* **INSTRUCTIONS TO FOLLOW**: Retype everything in the listing, leaving each line exactly as it is.

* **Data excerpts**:

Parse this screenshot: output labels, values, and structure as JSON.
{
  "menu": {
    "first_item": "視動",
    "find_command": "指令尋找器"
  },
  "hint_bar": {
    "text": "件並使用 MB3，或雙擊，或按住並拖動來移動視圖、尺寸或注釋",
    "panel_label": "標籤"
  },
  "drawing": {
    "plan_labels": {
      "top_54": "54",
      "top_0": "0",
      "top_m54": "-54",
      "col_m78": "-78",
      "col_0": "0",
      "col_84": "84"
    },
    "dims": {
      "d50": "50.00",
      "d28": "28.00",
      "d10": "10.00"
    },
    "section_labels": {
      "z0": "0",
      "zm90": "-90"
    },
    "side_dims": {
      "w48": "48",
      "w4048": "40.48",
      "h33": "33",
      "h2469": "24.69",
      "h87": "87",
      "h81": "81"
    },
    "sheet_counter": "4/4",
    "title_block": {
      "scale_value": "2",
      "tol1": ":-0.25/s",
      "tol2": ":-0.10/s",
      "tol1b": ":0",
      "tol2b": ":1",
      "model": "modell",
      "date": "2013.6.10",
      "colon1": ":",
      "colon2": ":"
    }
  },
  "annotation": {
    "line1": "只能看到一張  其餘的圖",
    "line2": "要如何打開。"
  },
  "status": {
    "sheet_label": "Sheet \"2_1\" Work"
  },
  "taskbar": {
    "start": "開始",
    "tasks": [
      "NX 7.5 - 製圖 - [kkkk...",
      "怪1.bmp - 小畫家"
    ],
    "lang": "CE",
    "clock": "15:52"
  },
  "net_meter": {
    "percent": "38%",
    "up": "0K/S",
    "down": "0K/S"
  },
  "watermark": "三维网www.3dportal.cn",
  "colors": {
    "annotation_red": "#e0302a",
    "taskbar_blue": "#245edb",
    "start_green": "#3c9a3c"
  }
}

* **PROBLEM SOLUTION**:
Parse this screenshot: output labels, values, and structure as JSON.
{
  "menu": {
    "first_item": "視動",
    "find_command": "指令尋找器"
  },
  "hint_bar": {
    "text": "件並使用 MB3，或雙擊，或按住並拖動來移動視圖、尺寸或注釋",
    "panel_label": "標籤"
  },
  "drawing": {
    "plan_labels": {
      "top_54": "54",
      "top_0": "0",
      "top_m54": "-54",
      "col_m78": "-78",
      "col_0": "0",
      "col_84": "84"
    },
    "dims": {
      "d50": "50.00",
      "d28": "28.00",
      "d10": "10.00"
    },
    "section_labels": {
      "z0": "0",
      "zm90": "-90"
    },
    "side_dims": {
      "w48": "48",
      "w4048": "40.48",
      "h33": "33",
      "h2469": "24.69",
      "h87": "87",
      "h81": "81"
    },
    "sheet_counter": "4/4",
    "title_block": {
      "scale_value": "2",
      "tol1": ":-0.25/s",
      "tol2": ":-0.10/s",
      "tol1b": ":0",
      "tol2b": ":1",
      "model": "modell",
      "date": "2013.6.10",
      "colon1": ":",
      "colon2": ":"
    }
  },
  "annotation": {
    "line1": "只能看到一張  其餘的圖",
    "line2": "要如何打開。"
  },
  "status": {
    "sheet_label": "Sheet \"2_1\" Work"
  },
  "taskbar": {
    "start": "開始",
    "tasks": [
      "NX 7.5 - 製圖 - [kkkk...",
      "怪1.bmp - 小畫家"
    ],
    "lang": "CE",
    "clock": "15:52"
  },
  "net_meter": {
    "percent": "38%",
    "up": "0K/S",
    "down": "0K/S"
  },
  "watermark": "三维网www.3dportal.cn",
  "colors": {
    "annotation_red": "#e0302a",
    "taskbar_blue": "#245edb",
    "start_green": "#3c9a3c"
  }
}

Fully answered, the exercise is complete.